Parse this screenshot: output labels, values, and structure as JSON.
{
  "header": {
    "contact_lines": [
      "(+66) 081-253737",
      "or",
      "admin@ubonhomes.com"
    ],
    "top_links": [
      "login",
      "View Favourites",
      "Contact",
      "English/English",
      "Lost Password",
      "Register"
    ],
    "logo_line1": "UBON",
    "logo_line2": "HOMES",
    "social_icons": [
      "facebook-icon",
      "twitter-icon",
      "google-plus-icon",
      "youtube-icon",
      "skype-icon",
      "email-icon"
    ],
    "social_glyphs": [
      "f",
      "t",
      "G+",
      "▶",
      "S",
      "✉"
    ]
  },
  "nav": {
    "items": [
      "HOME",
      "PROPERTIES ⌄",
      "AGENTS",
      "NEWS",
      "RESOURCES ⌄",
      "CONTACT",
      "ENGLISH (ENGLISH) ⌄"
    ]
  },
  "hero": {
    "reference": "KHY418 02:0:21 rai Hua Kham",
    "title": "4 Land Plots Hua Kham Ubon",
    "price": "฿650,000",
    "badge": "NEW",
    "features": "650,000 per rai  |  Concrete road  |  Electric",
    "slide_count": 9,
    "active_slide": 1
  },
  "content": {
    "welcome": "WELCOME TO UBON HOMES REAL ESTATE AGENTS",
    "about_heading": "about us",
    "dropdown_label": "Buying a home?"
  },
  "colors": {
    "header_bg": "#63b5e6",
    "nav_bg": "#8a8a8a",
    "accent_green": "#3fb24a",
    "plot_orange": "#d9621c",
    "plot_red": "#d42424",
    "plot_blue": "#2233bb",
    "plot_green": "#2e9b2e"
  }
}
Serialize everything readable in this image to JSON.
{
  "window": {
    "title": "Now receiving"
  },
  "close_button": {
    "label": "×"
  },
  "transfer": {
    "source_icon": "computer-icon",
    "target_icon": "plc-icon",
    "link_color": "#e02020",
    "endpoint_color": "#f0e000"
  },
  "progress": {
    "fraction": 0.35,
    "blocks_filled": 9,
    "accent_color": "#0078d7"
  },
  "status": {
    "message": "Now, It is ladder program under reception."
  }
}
————————
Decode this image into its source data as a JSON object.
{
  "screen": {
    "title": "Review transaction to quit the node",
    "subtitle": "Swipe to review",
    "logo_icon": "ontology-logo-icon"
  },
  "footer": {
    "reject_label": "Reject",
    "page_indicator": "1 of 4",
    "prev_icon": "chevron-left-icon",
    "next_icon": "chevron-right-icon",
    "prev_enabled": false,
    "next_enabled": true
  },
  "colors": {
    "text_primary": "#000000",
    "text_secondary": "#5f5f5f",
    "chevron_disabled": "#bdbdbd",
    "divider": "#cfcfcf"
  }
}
————————
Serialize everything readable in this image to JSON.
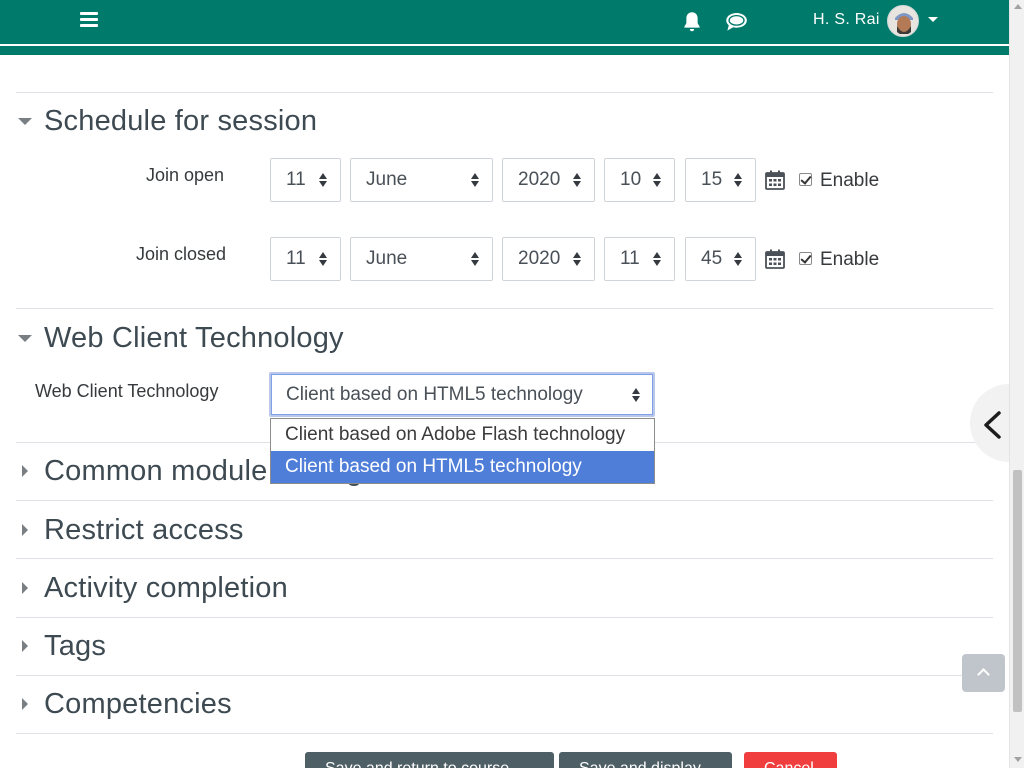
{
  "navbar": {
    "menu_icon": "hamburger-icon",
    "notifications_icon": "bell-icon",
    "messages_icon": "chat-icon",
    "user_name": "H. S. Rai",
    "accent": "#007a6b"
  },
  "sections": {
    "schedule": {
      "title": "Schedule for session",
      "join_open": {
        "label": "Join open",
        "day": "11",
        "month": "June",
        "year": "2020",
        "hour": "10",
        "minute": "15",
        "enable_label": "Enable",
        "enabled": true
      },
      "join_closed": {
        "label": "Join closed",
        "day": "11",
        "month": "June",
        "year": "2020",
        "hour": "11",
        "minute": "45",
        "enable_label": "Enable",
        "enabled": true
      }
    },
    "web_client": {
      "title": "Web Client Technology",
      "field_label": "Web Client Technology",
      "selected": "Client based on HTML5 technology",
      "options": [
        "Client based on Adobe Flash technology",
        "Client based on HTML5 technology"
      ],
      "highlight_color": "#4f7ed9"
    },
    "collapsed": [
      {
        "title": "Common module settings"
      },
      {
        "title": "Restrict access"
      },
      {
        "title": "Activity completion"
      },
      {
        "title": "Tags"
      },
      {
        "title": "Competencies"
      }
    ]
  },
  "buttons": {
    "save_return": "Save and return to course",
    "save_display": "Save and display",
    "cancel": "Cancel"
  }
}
————————
### EXERCISE
Each line that has the word "this" should be copied.

### REPLY
Parse this screenshot: output labels, values, and structure as JSON.
Serialize everything readable in this image to JSON.
Decode this image into its source data as a JSON object.
Serialize everything readable in this image to JSON.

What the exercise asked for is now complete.